Task statement ▸
From the listing below, return each line that includes "data".
>>>>>
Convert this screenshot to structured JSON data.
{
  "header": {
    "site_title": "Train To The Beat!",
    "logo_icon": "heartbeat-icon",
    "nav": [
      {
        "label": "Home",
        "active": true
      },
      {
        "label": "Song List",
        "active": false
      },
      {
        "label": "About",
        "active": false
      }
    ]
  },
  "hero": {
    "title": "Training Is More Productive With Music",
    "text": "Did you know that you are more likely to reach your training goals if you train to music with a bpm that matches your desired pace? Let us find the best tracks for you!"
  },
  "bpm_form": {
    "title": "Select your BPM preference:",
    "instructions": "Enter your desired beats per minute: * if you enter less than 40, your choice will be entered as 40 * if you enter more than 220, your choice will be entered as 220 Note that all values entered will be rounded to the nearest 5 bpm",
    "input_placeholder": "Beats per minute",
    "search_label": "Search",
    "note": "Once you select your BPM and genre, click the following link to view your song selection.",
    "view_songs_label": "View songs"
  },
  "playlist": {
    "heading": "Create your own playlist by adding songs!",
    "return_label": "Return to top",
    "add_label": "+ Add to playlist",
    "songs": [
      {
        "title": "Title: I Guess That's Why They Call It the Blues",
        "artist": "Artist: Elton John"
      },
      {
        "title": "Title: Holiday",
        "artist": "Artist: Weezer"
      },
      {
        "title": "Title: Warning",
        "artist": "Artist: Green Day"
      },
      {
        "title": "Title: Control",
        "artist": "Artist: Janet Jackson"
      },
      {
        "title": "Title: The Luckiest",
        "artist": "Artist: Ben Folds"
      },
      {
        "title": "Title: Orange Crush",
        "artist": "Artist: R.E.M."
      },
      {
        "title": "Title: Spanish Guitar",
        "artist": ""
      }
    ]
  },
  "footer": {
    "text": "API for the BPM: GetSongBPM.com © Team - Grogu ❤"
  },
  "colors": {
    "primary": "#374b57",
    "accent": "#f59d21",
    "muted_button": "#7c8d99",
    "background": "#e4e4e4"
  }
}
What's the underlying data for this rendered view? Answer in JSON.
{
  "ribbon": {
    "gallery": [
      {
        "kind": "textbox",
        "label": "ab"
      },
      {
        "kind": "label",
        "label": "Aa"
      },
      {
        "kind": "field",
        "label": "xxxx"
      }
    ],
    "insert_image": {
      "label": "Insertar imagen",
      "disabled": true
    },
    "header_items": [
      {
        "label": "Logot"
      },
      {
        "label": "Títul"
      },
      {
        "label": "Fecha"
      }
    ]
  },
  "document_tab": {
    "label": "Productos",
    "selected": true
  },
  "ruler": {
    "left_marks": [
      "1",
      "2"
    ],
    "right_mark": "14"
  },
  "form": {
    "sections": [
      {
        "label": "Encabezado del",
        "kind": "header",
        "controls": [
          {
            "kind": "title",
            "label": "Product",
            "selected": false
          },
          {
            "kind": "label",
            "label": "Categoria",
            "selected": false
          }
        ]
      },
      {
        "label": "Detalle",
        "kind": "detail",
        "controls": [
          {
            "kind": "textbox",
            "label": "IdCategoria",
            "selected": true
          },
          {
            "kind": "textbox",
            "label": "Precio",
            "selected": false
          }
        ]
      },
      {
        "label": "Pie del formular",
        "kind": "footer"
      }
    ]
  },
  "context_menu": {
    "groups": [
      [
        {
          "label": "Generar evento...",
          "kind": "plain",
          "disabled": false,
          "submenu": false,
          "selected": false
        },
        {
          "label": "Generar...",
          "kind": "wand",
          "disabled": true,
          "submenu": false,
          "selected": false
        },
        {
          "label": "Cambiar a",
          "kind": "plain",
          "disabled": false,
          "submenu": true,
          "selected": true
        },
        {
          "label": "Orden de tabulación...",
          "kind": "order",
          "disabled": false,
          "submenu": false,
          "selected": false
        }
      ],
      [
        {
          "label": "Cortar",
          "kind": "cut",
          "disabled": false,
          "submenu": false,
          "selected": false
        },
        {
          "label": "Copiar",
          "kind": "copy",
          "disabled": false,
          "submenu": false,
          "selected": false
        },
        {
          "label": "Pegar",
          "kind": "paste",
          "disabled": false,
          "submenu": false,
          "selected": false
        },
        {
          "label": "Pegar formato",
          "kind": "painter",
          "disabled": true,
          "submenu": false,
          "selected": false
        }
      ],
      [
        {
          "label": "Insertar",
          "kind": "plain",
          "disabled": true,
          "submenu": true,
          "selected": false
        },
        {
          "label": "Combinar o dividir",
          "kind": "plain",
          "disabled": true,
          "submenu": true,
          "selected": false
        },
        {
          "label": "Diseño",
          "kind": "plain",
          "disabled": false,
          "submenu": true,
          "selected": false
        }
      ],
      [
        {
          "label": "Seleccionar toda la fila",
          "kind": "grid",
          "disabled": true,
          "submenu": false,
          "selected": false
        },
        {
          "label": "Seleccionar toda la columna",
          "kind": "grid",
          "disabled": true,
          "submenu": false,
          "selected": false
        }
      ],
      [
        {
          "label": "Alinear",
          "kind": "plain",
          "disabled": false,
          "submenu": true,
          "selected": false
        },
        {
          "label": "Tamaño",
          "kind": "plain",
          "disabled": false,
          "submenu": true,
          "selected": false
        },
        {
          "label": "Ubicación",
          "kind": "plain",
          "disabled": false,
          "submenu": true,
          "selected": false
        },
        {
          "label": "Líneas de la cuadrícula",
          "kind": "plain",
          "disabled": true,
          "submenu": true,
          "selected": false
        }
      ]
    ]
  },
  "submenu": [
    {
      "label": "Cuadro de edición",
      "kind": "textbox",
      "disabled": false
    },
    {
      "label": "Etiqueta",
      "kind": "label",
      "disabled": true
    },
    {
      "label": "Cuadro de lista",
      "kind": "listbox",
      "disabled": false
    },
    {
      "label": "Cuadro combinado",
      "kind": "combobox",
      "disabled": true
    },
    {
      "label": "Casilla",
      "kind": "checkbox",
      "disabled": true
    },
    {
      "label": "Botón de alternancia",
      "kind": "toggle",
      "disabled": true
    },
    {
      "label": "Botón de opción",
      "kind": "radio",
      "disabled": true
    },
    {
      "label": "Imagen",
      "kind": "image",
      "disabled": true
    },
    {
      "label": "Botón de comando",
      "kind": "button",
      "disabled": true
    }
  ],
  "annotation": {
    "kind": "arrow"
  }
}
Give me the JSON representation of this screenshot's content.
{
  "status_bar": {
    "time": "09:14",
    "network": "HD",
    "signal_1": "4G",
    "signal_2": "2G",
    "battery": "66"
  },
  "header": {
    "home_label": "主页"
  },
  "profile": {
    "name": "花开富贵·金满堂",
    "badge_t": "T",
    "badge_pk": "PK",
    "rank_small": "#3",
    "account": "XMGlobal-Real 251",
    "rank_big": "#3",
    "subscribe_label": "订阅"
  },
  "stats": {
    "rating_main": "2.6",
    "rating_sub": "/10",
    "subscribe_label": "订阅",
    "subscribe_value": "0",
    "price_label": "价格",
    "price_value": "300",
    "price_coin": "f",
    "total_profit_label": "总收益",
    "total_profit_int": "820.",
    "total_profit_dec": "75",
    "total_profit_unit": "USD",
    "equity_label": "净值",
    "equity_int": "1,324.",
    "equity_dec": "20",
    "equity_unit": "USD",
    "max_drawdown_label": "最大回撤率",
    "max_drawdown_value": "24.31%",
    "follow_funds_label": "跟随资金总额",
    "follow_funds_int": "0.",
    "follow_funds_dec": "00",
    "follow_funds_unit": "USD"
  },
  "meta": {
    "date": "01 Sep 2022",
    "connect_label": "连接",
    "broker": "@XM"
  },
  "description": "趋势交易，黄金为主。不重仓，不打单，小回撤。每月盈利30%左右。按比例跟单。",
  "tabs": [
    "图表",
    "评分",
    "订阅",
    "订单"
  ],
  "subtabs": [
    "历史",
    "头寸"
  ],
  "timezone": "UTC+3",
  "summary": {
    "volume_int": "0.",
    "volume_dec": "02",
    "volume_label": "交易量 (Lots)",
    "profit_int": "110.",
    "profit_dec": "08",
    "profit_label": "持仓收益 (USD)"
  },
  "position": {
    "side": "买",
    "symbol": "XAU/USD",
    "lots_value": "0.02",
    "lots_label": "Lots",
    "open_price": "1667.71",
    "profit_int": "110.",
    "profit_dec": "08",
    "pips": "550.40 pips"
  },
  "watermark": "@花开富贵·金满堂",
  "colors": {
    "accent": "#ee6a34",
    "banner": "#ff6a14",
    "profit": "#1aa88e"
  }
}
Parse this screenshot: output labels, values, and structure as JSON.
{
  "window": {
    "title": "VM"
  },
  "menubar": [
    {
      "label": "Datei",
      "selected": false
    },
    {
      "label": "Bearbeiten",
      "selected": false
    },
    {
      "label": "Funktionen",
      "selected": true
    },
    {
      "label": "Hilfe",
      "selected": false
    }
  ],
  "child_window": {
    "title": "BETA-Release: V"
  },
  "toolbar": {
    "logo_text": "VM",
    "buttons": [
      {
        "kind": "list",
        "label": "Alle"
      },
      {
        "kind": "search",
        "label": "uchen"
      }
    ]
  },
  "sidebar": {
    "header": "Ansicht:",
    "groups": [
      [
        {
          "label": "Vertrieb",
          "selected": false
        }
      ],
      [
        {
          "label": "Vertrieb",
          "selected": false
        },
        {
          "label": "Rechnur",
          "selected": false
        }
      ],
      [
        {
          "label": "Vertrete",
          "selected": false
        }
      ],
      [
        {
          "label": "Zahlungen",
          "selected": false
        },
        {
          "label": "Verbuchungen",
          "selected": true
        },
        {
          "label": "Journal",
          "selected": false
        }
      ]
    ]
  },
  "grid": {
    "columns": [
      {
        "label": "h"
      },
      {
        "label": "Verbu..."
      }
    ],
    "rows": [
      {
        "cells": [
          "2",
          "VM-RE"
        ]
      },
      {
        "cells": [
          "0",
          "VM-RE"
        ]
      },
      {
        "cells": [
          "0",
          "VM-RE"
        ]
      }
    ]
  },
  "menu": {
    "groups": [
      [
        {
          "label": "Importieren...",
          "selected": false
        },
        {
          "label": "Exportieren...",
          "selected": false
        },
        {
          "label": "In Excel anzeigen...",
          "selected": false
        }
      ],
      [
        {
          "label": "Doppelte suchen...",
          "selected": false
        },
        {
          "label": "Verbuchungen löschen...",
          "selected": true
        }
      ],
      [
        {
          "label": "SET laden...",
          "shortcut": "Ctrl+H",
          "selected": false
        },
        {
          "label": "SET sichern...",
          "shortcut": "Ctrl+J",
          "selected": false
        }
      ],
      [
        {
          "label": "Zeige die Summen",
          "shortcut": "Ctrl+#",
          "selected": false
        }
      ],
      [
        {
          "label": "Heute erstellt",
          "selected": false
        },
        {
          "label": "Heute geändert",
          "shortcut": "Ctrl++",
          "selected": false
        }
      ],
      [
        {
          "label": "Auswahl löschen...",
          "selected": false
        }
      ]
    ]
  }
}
<<<<<
Correct answer ▸
Convert this screenshot to structured JSON data.
What's the underlying data for this rendered view? Answer in JSON.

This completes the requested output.